• [Task to complete]:
Return the records exactly as they are.

• [Extracted entries]:
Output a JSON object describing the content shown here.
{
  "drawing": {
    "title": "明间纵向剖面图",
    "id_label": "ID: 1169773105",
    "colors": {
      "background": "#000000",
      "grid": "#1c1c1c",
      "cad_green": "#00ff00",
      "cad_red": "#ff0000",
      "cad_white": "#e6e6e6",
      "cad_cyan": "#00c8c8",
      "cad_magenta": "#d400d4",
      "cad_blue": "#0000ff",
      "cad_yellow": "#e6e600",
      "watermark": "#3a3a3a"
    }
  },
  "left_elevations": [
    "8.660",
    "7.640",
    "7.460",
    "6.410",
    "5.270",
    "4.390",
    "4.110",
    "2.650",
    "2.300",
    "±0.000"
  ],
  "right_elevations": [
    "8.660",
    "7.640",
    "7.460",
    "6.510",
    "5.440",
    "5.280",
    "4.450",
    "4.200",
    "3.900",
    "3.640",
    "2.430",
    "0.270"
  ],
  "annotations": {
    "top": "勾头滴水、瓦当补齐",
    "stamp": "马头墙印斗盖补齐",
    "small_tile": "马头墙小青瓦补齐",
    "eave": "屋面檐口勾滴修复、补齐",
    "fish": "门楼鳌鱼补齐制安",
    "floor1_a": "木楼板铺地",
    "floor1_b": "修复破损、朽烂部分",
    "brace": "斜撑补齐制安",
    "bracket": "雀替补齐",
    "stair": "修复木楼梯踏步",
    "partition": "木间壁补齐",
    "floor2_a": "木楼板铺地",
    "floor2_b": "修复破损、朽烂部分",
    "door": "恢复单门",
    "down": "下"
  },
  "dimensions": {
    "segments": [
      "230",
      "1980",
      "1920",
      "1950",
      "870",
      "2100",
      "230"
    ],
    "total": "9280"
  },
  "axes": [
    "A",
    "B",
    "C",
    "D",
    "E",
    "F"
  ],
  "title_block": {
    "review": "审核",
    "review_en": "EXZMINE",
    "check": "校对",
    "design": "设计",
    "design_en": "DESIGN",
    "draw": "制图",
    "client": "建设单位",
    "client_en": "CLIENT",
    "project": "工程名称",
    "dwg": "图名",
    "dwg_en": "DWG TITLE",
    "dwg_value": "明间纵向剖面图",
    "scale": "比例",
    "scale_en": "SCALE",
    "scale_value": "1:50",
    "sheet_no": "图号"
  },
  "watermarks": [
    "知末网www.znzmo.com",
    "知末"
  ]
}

• [Result below]:
Output a JSON object describing the content shown here.
{
  "drawing": {
    "title": "明间纵向剖面图",
    "id_label": "ID: 1169773105",
    "colors": {
      "background": "#000000",
      "grid": "#1c1c1c",
      "cad_green": "#00ff00",
      "cad_red": "#ff0000",
      "cad_white": "#e6e6e6",
      "cad_cyan": "#00c8c8",
      "cad_magenta": "#d400d4",
      "cad_blue": "#0000ff",
      "cad_yellow": "#e6e600",
      "watermark": "#3a3a3a"
    }
  },
  "left_elevations": [
    "8.660",
    "7.640",
    "7.460",
    "6.410",
    "5.270",
    "4.390",
    "4.110",
    "2.650",
    "2.300",
    "±0.000"
  ],
  "right_elevations": [
    "8.660",
    "7.640",
    "7.460",
    "6.510",
    "5.440",
    "5.280",
    "4.450",
    "4.200",
    "3.900",
    "3.640",
    "2.430",
    "0.270"
  ],
  "annotations": {
    "top": "勾头滴水、瓦当补齐",
    "stamp": "马头墙印斗盖补齐",
    "small_tile": "马头墙小青瓦补齐",
    "eave": "屋面檐口勾滴修复、补齐",
    "fish": "门楼鳌鱼补齐制安",
    "floor1_a": "木楼板铺地",
    "floor1_b": "修复破损、朽烂部分",
    "brace": "斜撑补齐制安",
    "bracket": "雀替补齐",
    "stair": "修复木楼梯踏步",
    "partition": "木间壁补齐",
    "floor2_a": "木楼板铺地",
    "floor2_b": "修复破损、朽烂部分",
    "door": "恢复单门",
    "down": "下"
  },
  "dimensions": {
    "segments": [
      "230",
      "1980",
      "1920",
      "1950",
      "870",
      "2100",
      "230"
    ],
    "total": "9280"
  },
  "axes": [
    "A",
    "B",
    "C",
    "D",
    "E",
    "F"
  ],
  "title_block": {
    "review": "审核",
    "review_en": "EXZMINE",
    "check": "校对",
    "design": "设计",
    "design_en": "DESIGN",
    "draw": "制图",
    "client": "建设单位",
    "client_en": "CLIENT",
    "project": "工程名称",
    "dwg": "图名",
    "dwg_en": "DWG TITLE",
    "dwg_value": "明间纵向剖面图",
    "scale": "比例",
    "scale_en": "SCALE",
    "scale_value": "1:50",
    "sheet_no": "图号"
  },
  "watermarks": [
    "知末网www.znzmo.com",
    "知末"
  ]
}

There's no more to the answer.